**Extracted records**
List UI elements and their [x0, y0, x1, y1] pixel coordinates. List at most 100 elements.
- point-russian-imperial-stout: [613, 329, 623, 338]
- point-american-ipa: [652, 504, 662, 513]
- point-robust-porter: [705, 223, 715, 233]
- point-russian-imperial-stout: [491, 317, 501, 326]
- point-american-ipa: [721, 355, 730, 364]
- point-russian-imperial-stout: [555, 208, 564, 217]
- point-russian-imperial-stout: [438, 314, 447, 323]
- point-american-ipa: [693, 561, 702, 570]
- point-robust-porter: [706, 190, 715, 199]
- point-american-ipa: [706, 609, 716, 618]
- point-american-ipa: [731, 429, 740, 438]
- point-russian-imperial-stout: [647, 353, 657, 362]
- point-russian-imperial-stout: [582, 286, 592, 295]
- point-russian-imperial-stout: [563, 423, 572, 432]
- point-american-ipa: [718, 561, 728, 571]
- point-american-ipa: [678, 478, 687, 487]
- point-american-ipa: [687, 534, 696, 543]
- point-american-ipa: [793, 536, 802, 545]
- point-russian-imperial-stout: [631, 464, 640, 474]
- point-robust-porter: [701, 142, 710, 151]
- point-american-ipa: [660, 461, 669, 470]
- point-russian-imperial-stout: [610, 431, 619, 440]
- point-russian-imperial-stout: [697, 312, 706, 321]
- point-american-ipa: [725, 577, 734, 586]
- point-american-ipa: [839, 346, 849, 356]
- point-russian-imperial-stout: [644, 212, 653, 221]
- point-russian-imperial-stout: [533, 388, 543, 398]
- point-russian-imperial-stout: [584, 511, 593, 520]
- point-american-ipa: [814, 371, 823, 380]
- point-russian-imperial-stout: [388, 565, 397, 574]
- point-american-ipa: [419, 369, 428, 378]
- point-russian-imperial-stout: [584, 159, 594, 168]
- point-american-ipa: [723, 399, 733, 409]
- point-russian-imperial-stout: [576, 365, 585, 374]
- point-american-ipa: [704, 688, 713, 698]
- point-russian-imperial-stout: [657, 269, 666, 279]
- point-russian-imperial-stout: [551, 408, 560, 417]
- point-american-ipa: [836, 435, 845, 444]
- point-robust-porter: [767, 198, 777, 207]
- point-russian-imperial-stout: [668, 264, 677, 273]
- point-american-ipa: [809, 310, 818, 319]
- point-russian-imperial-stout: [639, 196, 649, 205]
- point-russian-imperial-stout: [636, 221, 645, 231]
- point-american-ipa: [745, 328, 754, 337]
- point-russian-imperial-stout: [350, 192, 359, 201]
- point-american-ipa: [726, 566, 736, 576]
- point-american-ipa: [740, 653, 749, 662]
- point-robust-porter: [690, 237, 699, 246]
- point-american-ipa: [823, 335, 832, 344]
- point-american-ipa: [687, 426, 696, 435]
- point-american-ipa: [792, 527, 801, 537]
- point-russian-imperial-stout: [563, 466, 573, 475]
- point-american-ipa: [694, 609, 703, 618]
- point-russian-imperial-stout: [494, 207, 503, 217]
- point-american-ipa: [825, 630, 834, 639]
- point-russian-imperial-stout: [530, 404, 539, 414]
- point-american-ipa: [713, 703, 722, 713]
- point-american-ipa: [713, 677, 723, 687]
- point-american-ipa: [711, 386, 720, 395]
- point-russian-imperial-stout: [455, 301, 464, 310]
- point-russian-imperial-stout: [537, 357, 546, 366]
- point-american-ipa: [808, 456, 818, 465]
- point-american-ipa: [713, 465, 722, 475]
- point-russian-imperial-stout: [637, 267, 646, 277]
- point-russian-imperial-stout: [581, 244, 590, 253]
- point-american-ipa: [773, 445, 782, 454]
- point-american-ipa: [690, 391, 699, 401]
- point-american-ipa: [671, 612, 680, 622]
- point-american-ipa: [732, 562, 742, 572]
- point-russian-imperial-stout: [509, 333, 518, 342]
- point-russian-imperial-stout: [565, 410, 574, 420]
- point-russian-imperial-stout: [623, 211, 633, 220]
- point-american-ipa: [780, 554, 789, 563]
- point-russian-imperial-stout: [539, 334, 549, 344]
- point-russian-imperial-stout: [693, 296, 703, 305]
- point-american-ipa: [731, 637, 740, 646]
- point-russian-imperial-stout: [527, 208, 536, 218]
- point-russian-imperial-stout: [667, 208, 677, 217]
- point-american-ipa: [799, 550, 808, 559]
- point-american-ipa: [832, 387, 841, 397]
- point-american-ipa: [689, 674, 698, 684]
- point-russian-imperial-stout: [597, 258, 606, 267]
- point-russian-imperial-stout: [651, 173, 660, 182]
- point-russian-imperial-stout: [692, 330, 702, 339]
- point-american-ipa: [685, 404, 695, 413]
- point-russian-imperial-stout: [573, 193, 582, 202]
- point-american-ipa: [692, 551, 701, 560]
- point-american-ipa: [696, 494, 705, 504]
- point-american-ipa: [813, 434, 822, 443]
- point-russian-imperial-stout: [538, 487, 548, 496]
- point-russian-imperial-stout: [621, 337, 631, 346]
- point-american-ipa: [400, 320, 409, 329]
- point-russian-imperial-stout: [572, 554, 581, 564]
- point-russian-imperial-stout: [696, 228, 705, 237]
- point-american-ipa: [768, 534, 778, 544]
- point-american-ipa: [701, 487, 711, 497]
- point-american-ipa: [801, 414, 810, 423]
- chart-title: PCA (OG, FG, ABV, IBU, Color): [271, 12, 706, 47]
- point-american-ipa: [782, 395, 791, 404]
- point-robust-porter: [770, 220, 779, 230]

**Instructions to follow**
Copy the listing word for word, everything from its very first line down to and including the line that contains "- point-russian-imperial-stout: [533, 388, 543, 398]".

**Full response**
List UI elements and their [x0, y0, x1, y1] pixel coordinates. List at most 100 elements.
- point-russian-imperial-stout: [613, 329, 623, 338]
- point-american-ipa: [652, 504, 662, 513]
- point-robust-porter: [705, 223, 715, 233]
- point-russian-imperial-stout: [491, 317, 501, 326]
- point-american-ipa: [721, 355, 730, 364]
- point-russian-imperial-stout: [555, 208, 564, 217]
- point-russian-imperial-stout: [438, 314, 447, 323]
- point-american-ipa: [693, 561, 702, 570]
- point-robust-porter: [706, 190, 715, 199]
- point-american-ipa: [706, 609, 716, 618]
- point-american-ipa: [731, 429, 740, 438]
- point-russian-imperial-stout: [647, 353, 657, 362]
- point-russian-imperial-stout: [582, 286, 592, 295]
- point-russian-imperial-stout: [563, 423, 572, 432]
- point-american-ipa: [718, 561, 728, 571]
- point-american-ipa: [678, 478, 687, 487]
- point-american-ipa: [687, 534, 696, 543]
- point-american-ipa: [793, 536, 802, 545]
- point-russian-imperial-stout: [631, 464, 640, 474]
- point-robust-porter: [701, 142, 710, 151]
- point-american-ipa: [660, 461, 669, 470]
- point-russian-imperial-stout: [610, 431, 619, 440]
- point-russian-imperial-stout: [697, 312, 706, 321]
- point-american-ipa: [725, 577, 734, 586]
- point-american-ipa: [839, 346, 849, 356]
- point-russian-imperial-stout: [644, 212, 653, 221]
- point-russian-imperial-stout: [533, 388, 543, 398]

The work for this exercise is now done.